**Work to do**
Of the lines listed below, how many contain the string "SECOND"? Answer with the number alone.

**Stored records**
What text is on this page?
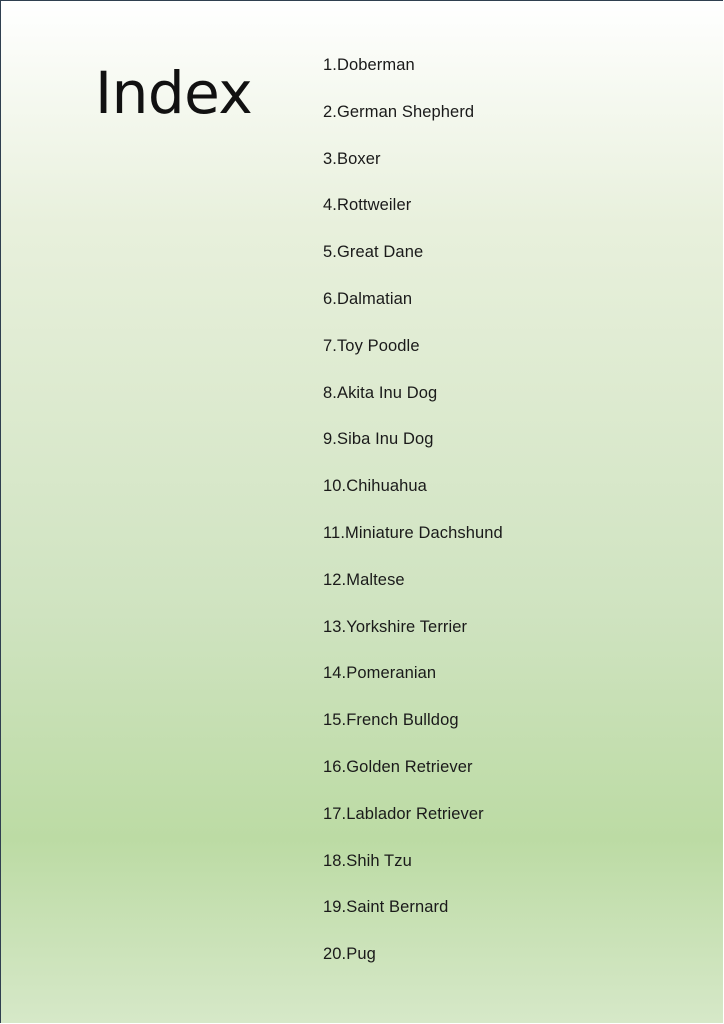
Index	1.Doberman
2.German Shepherd
3.Boxer
4.Rottweiler
5.Great Dane
6.Dalmatian
7.Toy Poodle
8.Akita Inu Dog
9.Siba Inu Dog
10.Chihuahua
11.Miniature Dachshund
12.Maltese
13.Yorkshire Terrier
14.Pomeranian
15.French Bulldog
16.Golden Retriever
17.Lablador Retriever
18.Shih Tzu
19.Saint Bernard
20.Pug
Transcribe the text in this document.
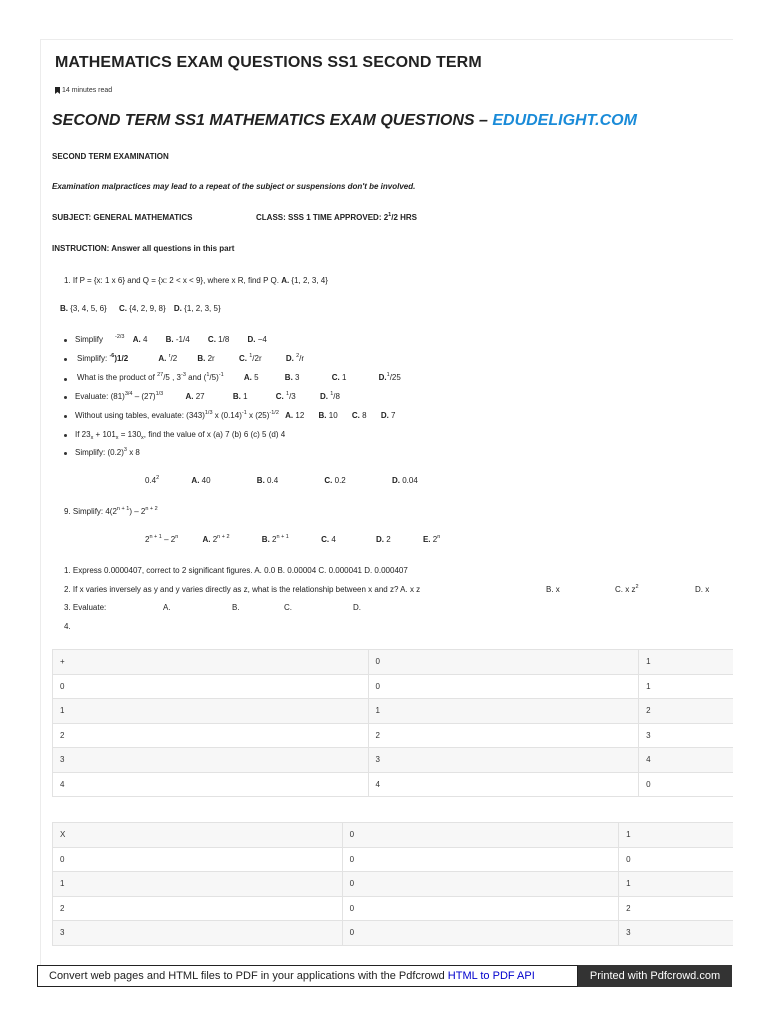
MATHEMATICS EXAM QUESTIONS SS1 SECOND TERM
14 minutes read
SECOND TERM SS1 MATHEMATICS EXAM QUESTIONS – EDUDELIGHT.COM
SECOND TERM EXAMINATION
Examination malpractices may lead to a repeat of the subject or suspensions don't be involved.
SUBJECT: GENERAL MATHEMATICS	CLASS: SSS 1 TIME APPROVED: $2^1/2$ HRS
INSTRUCTION: Answer all questions in this part
1. If P = {x: 1 x 6} and Q = {x: 2 < x < 9}, where x R, find P Q. A. {1, 2, 3, 4}
B. {3, 4, 5, 6} C. {4, 2, 9, 8} D. {1, 2, 3, 5}
Simplify $^{-2/3}$ A. 4 B. -1/4 C. 1/8 D. −4
Simplify: $^{-6}$)1/2	A. $^r$/2	B. 2r	C. $^1$/2r	D. $^2$/r
What is the product of $^{27}$/5 , $3^{-3}$ and $(^1/5)^{-1}$	A. 5	B. 3	C. 1	D.$^1$/25
Evaluate: $(81)^{3/4} - (27)^{1/3}$	A. 27	B. 1	C. $^1$/3	D. $^1$/8
Without using tables, evaluate: $(343)^{1/3}$ x $(0.14)^{-1}$ x $(25)^{-1/2}$ A. 12 B. 10 C. 8 D. 7
If $23_x + 101_x = 130_x$, find the value of x (a) 7 (b) 6 (c) 5 (d) 4
Simplify: $(0.2)^3$ x 8
$0.4^2$	A. 40	B. 0.4	C. 0.2	D. 0.04
9. Simplify: $4(2^{n + 1}) - 2^{n + 2}$
$2^{n + 1} - 2^n$	A. $2^{n + 2}$	B. $2^{n + 1}$	C. 4	D. 2	E. 2$^n$
1. Express 0.0000407, correct to 2 significant figures. A. 0.0 B. 0.00004 C. 0.000041 D. 0.000407
2. If x varies inversely as y and y varies directly as z, what is the relationship between x and z? A. x z	B. x	C. x $z^2$	D. x
3. Evaluate:	A.	B.	C.	D.
4.
+	0	1
0	0	1
1	1	2
2	2	3
3	3	4
4	4	0
X	0	1
0	0	0
1	0	1
2	0	2
3	0	3
Convert web pages and HTML files to PDF in your applications with the Pdfcrowd HTML to PDF API	Printed with Pdfcrowd.com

**The answer**
3